#### WHAT IS NEEDED
Copy each line of the listing below exactly.

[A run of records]
— begin —

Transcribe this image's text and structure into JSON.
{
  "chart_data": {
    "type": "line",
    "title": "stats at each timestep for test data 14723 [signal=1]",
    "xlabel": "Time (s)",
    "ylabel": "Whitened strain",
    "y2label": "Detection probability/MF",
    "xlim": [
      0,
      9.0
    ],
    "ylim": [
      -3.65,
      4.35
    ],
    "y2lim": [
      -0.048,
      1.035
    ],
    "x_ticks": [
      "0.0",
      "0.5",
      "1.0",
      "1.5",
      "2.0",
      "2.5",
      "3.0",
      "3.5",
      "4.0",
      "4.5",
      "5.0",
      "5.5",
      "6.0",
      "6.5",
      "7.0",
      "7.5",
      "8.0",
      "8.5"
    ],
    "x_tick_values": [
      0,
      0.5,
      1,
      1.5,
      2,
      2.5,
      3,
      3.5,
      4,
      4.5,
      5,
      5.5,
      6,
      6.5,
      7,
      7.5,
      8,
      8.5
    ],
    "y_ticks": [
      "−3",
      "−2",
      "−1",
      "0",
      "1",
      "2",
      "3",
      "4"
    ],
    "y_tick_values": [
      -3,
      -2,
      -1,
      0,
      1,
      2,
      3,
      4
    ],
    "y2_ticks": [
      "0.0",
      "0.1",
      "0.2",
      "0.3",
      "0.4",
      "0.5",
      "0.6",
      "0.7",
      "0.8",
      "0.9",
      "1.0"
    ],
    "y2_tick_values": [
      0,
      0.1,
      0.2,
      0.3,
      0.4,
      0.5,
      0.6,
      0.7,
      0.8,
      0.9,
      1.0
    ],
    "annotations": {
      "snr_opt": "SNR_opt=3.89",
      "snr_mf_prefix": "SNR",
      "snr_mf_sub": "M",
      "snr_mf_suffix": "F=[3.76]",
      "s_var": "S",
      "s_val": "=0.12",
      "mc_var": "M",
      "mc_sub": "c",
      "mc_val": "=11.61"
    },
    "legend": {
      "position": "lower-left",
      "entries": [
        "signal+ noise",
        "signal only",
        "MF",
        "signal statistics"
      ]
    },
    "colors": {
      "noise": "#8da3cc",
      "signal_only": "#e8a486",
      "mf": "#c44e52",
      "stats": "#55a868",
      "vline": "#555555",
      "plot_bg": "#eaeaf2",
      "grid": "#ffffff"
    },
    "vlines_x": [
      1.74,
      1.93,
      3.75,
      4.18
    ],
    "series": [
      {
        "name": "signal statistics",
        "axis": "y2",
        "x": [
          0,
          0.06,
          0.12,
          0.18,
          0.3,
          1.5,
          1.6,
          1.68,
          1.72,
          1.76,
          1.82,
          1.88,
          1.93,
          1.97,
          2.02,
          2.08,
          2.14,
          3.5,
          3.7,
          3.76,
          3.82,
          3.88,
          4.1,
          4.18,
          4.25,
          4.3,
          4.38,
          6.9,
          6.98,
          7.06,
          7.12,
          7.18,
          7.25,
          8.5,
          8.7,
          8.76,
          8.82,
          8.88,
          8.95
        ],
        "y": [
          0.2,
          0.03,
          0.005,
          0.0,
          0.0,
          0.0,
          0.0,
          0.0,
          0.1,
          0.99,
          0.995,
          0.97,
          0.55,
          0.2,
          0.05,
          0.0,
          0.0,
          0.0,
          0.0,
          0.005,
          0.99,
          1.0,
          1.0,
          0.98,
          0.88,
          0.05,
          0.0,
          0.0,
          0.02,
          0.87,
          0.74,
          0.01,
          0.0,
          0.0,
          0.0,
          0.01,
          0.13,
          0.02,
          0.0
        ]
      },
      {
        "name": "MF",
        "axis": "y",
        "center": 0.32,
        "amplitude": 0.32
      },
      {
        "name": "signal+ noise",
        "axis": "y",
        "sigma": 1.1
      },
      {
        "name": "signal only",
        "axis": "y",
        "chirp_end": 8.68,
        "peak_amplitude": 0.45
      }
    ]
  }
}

— end —

#### THE COMPLETED TASK
Transcribe this image's text and structure into JSON.
{
  "chart_data": {
    "type": "line",
    "title": "stats at each timestep for test data 14723 [signal=1]",
    "xlabel": "Time (s)",
    "ylabel": "Whitened strain",
    "y2label": "Detection probability/MF",
    "xlim": [
      0,
      9.0
    ],
    "ylim": [
      -3.65,
      4.35
    ],
    "y2lim": [
      -0.048,
      1.035
    ],
    "x_ticks": [
      "0.0",
      "0.5",
      "1.0",
      "1.5",
      "2.0",
      "2.5",
      "3.0",
      "3.5",
      "4.0",
      "4.5",
      "5.0",
      "5.5",
      "6.0",
      "6.5",
      "7.0",
      "7.5",
      "8.0",
      "8.5"
    ],
    "x_tick_values": [
      0,
      0.5,
      1,
      1.5,
      2,
      2.5,
      3,
      3.5,
      4,
      4.5,
      5,
      5.5,
      6,
      6.5,
      7,
      7.5,
      8,
      8.5
    ],
    "y_ticks": [
      "−3",
      "−2",
      "−1",
      "0",
      "1",
      "2",
      "3",
      "4"
    ],
    "y_tick_values": [
      -3,
      -2,
      -1,
      0,
      1,
      2,
      3,
      4
    ],
    "y2_ticks": [
      "0.0",
      "0.1",
      "0.2",
      "0.3",
      "0.4",
      "0.5",
      "0.6",
      "0.7",
      "0.8",
      "0.9",
      "1.0"
    ],
    "y2_tick_values": [
      0,
      0.1,
      0.2,
      0.3,
      0.4,
      0.5,
      0.6,
      0.7,
      0.8,
      0.9,
      1.0
    ],
    "annotations": {
      "snr_opt": "SNR_opt=3.89",
      "snr_mf_prefix": "SNR",
      "snr_mf_sub": "M",
      "snr_mf_suffix": "F=[3.76]",
      "s_var": "S",
      "s_val": "=0.12",
      "mc_var": "M",
      "mc_sub": "c",
      "mc_val": "=11.61"
    },
    "legend": {
      "position": "lower-left",
      "entries": [
        "signal+ noise",
        "signal only",
        "MF",
        "signal statistics"
      ]
    },
    "colors": {
      "noise": "#8da3cc",
      "signal_only": "#e8a486",
      "mf": "#c44e52",
      "stats": "#55a868",
      "vline": "#555555",
      "plot_bg": "#eaeaf2",
      "grid": "#ffffff"
    },
    "vlines_x": [
      1.74,
      1.93,
      3.75,
      4.18
    ],
    "series": [
      {
        "name": "signal statistics",
        "axis": "y2",
        "x": [
          0,
          0.06,
          0.12,
          0.18,
          0.3,
          1.5,
          1.6,
          1.68,
          1.72,
          1.76,
          1.82,
          1.88,
          1.93,
          1.97,
          2.02,
          2.08,
          2.14,
          3.5,
          3.7,
          3.76,
          3.82,
          3.88,
          4.1,
          4.18,
          4.25,
          4.3,
          4.38,
          6.9,
          6.98,
          7.06,
          7.12,
          7.18,
          7.25,
          8.5,
          8.7,
          8.76,
          8.82,
          8.88,
          8.95
        ],
        "y": [
          0.2,
          0.03,
          0.005,
          0.0,
          0.0,
          0.0,
          0.0,
          0.0,
          0.1,
          0.99,
          0.995,
          0.97,
          0.55,
          0.2,
          0.05,
          0.0,
          0.0,
          0.0,
          0.0,
          0.005,
          0.99,
          1.0,
          1.0,
          0.98,
          0.88,
          0.05,
          0.0,
          0.0,
          0.02,
          0.87,
          0.74,
          0.01,
          0.0,
          0.0,
          0.0,
          0.01,
          0.13,
          0.02,
          0.0
        ]
      },
      {
        "name": "MF",
        "axis": "y",
        "center": 0.32,
        "amplitude": 0.32
      },
      {
        "name": "signal+ noise",
        "axis": "y",
        "sigma": 1.1
      },
      {
        "name": "signal only",
        "axis": "y",
        "chirp_end": 8.68,
        "peak_amplitude": 0.45
      }
    ]
  }
}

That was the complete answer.